Layout annotation data
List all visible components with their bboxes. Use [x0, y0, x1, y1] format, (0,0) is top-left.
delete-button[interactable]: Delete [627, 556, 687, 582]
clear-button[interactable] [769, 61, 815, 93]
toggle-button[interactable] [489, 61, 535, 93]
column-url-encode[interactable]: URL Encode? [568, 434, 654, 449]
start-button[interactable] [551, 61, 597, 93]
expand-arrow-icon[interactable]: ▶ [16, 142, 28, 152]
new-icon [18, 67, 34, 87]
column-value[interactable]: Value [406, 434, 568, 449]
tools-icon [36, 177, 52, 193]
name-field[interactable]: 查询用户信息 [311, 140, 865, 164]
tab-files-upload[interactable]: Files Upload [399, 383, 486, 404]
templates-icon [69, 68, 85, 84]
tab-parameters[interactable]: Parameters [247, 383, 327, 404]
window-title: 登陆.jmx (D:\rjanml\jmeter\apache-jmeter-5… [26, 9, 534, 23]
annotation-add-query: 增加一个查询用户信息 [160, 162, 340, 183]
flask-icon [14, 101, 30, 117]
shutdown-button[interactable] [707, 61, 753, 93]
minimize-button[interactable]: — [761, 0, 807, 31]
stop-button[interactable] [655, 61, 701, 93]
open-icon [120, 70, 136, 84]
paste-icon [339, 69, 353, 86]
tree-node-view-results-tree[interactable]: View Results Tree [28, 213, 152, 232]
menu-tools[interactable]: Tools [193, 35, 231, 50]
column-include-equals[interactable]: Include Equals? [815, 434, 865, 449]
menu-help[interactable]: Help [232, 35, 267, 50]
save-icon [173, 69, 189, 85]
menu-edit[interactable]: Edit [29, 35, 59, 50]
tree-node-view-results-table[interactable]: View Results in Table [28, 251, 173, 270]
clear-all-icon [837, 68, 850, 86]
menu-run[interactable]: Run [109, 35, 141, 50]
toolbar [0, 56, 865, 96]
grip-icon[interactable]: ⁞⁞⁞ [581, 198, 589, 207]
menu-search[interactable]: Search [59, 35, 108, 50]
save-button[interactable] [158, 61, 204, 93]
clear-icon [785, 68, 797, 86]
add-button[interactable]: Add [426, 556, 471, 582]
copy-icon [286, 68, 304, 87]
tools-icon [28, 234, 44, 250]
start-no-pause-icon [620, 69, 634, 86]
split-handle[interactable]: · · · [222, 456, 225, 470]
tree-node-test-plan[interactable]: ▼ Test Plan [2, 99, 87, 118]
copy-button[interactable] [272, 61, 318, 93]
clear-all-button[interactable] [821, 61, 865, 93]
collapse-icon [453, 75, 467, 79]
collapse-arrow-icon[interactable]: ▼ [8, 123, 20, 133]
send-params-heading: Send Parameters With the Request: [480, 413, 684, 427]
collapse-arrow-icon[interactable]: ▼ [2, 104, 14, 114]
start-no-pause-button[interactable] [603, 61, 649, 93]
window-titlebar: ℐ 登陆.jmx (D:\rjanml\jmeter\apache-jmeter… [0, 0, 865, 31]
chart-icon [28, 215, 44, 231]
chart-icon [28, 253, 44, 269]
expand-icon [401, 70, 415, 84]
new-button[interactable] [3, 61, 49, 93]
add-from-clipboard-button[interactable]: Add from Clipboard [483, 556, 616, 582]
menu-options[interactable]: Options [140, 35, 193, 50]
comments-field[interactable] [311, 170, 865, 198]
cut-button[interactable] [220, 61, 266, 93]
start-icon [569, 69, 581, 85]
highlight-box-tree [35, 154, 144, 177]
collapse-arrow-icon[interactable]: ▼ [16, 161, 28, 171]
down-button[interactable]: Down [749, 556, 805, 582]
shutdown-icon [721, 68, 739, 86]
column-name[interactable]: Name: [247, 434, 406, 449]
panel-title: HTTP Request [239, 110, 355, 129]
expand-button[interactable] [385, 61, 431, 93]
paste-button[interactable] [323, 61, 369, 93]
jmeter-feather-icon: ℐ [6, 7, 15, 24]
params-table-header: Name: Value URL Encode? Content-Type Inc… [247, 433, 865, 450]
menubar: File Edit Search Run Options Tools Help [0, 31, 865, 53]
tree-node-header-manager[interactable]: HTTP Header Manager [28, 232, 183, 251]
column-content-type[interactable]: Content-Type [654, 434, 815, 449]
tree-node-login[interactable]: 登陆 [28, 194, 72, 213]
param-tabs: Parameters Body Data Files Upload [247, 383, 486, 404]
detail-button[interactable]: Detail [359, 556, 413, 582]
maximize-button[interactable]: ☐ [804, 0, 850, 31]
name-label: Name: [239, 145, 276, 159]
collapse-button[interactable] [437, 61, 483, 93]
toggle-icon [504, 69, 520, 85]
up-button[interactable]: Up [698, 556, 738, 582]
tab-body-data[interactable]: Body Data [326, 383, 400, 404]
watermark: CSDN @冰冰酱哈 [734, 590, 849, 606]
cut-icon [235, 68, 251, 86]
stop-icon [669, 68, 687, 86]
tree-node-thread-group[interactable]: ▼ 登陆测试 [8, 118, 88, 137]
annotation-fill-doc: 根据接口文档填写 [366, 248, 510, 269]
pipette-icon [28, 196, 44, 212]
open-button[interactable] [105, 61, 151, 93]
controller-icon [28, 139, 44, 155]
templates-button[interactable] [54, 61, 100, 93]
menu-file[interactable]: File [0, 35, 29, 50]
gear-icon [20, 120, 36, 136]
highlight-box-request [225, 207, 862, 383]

* * *

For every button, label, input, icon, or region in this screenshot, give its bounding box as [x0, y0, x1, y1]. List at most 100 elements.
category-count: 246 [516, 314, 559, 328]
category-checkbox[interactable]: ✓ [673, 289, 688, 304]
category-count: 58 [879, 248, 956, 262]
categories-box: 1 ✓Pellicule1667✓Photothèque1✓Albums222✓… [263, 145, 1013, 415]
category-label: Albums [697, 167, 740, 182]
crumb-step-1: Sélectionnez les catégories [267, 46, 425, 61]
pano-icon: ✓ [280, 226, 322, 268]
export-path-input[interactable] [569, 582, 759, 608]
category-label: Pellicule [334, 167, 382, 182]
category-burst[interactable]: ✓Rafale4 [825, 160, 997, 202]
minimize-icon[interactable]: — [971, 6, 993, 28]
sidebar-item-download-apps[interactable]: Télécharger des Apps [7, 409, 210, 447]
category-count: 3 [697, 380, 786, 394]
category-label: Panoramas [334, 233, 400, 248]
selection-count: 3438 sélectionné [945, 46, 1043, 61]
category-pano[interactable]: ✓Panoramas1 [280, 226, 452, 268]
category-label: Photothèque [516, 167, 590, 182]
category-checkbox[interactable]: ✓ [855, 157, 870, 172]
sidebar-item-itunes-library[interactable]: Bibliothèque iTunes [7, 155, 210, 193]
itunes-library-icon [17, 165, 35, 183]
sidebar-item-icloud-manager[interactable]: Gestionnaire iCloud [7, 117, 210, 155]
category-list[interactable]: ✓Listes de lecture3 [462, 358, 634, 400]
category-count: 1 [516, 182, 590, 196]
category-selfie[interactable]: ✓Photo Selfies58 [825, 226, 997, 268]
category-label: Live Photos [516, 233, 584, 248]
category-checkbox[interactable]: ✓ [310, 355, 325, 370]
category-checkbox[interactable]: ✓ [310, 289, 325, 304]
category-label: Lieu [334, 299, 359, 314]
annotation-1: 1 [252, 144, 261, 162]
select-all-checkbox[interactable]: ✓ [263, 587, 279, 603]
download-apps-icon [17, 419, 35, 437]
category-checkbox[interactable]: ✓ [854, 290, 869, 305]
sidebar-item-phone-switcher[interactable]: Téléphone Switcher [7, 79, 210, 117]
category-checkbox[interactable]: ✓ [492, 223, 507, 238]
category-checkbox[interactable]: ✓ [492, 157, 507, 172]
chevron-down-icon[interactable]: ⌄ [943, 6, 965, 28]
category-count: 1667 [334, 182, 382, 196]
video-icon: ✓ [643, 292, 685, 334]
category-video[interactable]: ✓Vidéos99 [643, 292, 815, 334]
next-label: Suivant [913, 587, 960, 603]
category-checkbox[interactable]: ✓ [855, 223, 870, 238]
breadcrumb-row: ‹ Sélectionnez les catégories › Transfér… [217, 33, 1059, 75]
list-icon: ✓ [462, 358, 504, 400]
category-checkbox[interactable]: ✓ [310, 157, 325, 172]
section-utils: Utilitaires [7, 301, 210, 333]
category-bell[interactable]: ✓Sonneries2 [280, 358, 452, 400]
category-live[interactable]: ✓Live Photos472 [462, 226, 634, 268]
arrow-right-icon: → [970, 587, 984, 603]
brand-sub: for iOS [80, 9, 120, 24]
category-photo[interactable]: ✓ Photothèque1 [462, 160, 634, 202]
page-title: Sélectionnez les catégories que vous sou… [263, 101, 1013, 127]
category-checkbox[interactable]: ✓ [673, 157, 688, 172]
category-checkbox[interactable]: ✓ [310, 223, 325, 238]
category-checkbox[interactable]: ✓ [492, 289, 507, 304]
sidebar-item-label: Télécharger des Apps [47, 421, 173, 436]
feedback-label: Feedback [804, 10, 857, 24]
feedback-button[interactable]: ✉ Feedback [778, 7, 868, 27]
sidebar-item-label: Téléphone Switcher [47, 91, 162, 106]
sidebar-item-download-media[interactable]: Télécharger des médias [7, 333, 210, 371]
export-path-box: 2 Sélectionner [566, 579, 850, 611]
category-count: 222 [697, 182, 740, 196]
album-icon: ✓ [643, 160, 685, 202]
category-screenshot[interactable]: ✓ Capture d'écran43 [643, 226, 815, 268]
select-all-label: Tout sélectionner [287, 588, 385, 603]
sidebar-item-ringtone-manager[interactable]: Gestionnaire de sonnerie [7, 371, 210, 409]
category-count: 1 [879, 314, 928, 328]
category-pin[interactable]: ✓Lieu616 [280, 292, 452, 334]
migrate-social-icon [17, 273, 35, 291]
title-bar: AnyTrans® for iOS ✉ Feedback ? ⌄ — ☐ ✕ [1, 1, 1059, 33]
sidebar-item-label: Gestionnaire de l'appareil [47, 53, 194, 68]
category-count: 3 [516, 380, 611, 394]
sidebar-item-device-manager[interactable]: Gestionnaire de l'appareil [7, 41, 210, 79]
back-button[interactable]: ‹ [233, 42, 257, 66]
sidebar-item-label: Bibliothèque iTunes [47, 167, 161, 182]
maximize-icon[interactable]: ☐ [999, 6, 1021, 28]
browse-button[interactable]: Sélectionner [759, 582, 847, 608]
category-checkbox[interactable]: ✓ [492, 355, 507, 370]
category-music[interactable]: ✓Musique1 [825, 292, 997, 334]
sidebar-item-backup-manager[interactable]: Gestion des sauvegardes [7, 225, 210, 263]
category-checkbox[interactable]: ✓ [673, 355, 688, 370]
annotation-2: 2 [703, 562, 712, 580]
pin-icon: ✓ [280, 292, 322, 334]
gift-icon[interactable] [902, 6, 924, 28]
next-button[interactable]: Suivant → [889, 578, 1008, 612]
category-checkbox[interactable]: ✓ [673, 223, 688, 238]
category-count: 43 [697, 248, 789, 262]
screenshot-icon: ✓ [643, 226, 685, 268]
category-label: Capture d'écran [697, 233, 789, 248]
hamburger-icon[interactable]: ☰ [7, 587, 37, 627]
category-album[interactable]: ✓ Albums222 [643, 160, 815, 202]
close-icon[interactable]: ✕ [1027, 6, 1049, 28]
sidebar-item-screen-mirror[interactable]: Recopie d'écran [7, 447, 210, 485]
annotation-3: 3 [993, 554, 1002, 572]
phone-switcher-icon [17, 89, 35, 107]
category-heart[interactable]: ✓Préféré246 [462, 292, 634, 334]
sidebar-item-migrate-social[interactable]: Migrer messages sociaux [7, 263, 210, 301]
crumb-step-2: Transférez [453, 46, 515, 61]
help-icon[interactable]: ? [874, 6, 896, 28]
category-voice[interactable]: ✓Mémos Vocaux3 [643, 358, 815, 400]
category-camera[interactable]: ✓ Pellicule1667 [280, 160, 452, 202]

> **EXERCISE AIM**
Rewrite the lines of data starting at the line containing "List all visible" and ending at the line containing "shutdown-button[interactable] [707, 61, 753, 93]", changing every "interactable" to "clickable" and leaving everything else the same.

> **SOLUTION TO THE EXERCISE**
List all visible components with their bboxes. Use [x0, y0, x1, y1] format, (0,0) is top-left.
delete-button[clickable]: Delete [627, 556, 687, 582]
clear-button[clickable] [769, 61, 815, 93]
toggle-button[clickable] [489, 61, 535, 93]
column-url-encode[clickable]: URL Encode? [568, 434, 654, 449]
start-button[clickable] [551, 61, 597, 93]
expand-arrow-icon[clickable]: ▶ [16, 142, 28, 152]
new-icon [18, 67, 34, 87]
column-value[clickable]: Value [406, 434, 568, 449]
tools-icon [36, 177, 52, 193]
name-field[clickable]: 查询用户信息 [311, 140, 865, 164]
tab-files-upload[clickable]: Files Upload [399, 383, 486, 404]
templates-icon [69, 68, 85, 84]
tab-parameters[clickable]: Parameters [247, 383, 327, 404]
window-title: 登陆.jmx (D:\rjanml\jmeter\apache-jmeter-5… [26, 9, 534, 23]
annotation-add-query: 增加一个查询用户信息 [160, 162, 340, 183]
flask-icon [14, 101, 30, 117]
shutdown-button[clickable] [707, 61, 753, 93]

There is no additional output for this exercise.